### The records
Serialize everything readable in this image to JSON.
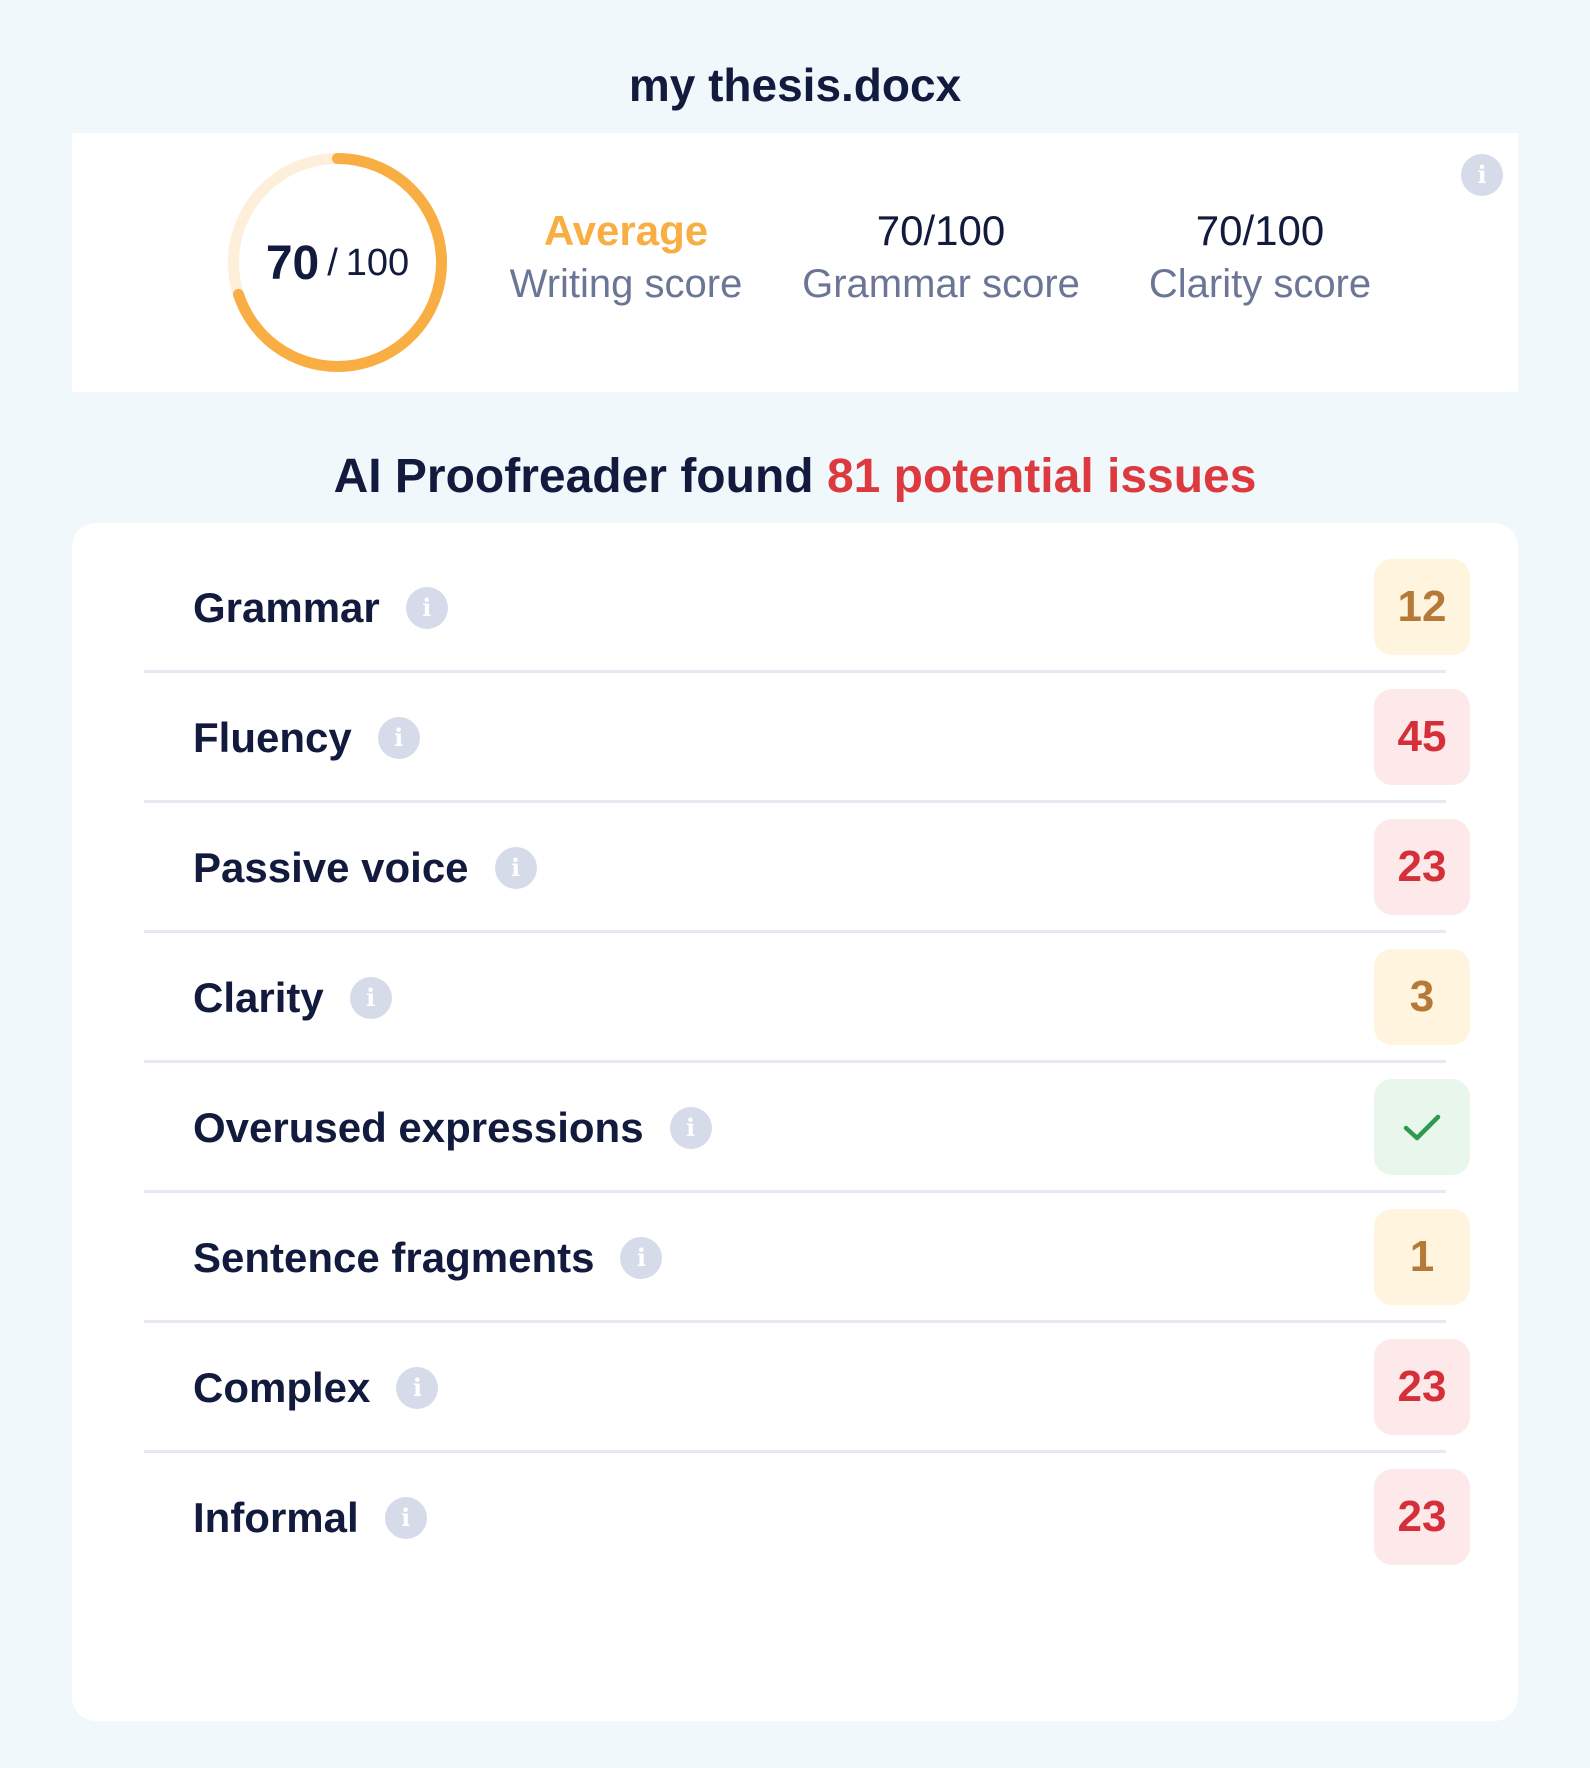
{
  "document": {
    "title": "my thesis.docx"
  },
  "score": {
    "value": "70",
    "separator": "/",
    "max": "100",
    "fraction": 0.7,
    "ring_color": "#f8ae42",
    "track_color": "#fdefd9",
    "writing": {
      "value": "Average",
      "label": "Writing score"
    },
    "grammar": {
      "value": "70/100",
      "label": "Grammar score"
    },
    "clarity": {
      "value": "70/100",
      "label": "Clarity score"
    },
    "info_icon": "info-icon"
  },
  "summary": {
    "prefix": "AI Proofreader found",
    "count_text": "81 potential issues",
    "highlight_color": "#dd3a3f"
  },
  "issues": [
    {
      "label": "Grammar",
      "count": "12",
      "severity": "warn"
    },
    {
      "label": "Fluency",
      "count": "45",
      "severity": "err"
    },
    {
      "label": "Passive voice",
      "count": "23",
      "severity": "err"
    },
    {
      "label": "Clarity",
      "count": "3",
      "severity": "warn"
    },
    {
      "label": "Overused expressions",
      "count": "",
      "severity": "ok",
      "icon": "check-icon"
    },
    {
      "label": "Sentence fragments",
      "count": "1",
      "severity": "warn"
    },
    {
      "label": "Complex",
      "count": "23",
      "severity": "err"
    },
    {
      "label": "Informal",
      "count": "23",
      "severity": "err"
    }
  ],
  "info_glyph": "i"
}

### Problem
Reproduce all of the entries word for word, skipping any pictures they hold.

### Right answer
Serialize everything readable in this image to JSON.
{
  "document": {
    "title": "my thesis.docx"
  },
  "score": {
    "value": "70",
    "separator": "/",
    "max": "100",
    "fraction": 0.7,
    "ring_color": "#f8ae42",
    "track_color": "#fdefd9",
    "writing": {
      "value": "Average",
      "label": "Writing score"
    },
    "grammar": {
      "value": "70/100",
      "label": "Grammar score"
    },
    "clarity": {
      "value": "70/100",
      "label": "Clarity score"
    },
    "info_icon": "info-icon"
  },
  "summary": {
    "prefix": "AI Proofreader found",
    "count_text": "81 potential issues",
    "highlight_color": "#dd3a3f"
  },
  "issues": [
    {
      "label": "Grammar",
      "count": "12",
      "severity": "warn"
    },
    {
      "label": "Fluency",
      "count": "45",
      "severity": "err"
    },
    {
      "label": "Passive voice",
      "count": "23",
      "severity": "err"
    },
    {
      "label": "Clarity",
      "count": "3",
      "severity": "warn"
    },
    {
      "label": "Overused expressions",
      "count": "",
      "severity": "ok",
      "icon": "check-icon"
    },
    {
      "label": "Sentence fragments",
      "count": "1",
      "severity": "warn"
    },
    {
      "label": "Complex",
      "count": "23",
      "severity": "err"
    },
    {
      "label": "Informal",
      "count": "23",
      "severity": "err"
    }
  ],
  "info_glyph": "i"
}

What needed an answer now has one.